Supplied records
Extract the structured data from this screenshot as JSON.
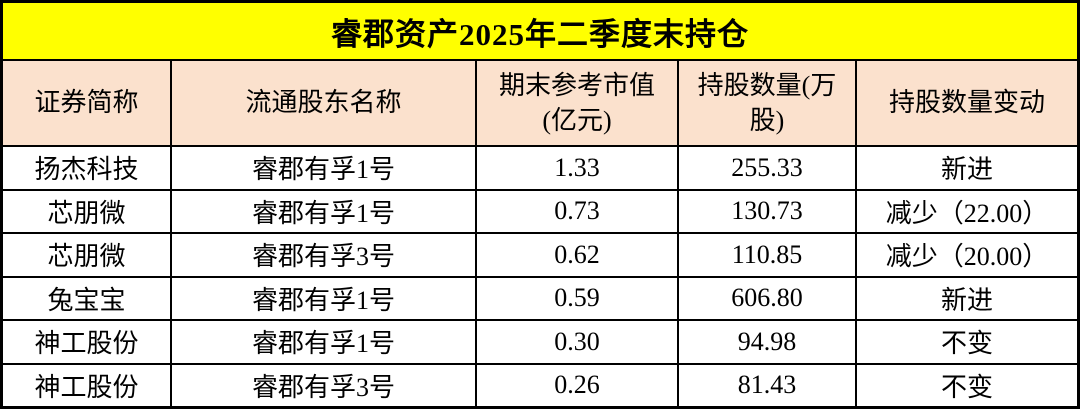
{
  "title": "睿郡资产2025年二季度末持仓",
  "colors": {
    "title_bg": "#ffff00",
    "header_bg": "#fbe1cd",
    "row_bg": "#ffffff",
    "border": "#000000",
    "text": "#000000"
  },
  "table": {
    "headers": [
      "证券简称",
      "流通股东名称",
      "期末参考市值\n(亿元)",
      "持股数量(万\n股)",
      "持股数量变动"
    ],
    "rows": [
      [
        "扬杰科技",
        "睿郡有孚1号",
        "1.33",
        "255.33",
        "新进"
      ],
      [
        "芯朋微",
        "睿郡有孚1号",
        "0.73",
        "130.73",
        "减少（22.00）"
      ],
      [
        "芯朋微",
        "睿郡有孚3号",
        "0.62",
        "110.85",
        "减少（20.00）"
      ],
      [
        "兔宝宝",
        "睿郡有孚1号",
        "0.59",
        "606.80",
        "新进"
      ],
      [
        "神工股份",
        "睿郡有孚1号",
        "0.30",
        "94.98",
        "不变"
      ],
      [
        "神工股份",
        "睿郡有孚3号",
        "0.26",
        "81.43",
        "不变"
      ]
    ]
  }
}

Goal
Print out the whole of the material word for word, without pictures.

The response
Extract the structured data from this screenshot as JSON.
{
  "title": "睿郡资产2025年二季度末持仓",
  "colors": {
    "title_bg": "#ffff00",
    "header_bg": "#fbe1cd",
    "row_bg": "#ffffff",
    "border": "#000000",
    "text": "#000000"
  },
  "table": {
    "headers": [
      "证券简称",
      "流通股东名称",
      "期末参考市值\n(亿元)",
      "持股数量(万\n股)",
      "持股数量变动"
    ],
    "rows": [
      [
        "扬杰科技",
        "睿郡有孚1号",
        "1.33",
        "255.33",
        "新进"
      ],
      [
        "芯朋微",
        "睿郡有孚1号",
        "0.73",
        "130.73",
        "减少（22.00）"
      ],
      [
        "芯朋微",
        "睿郡有孚3号",
        "0.62",
        "110.85",
        "减少（20.00）"
      ],
      [
        "兔宝宝",
        "睿郡有孚1号",
        "0.59",
        "606.80",
        "新进"
      ],
      [
        "神工股份",
        "睿郡有孚1号",
        "0.30",
        "94.98",
        "不变"
      ],
      [
        "神工股份",
        "睿郡有孚3号",
        "0.26",
        "81.43",
        "不变"
      ]
    ]
  }
}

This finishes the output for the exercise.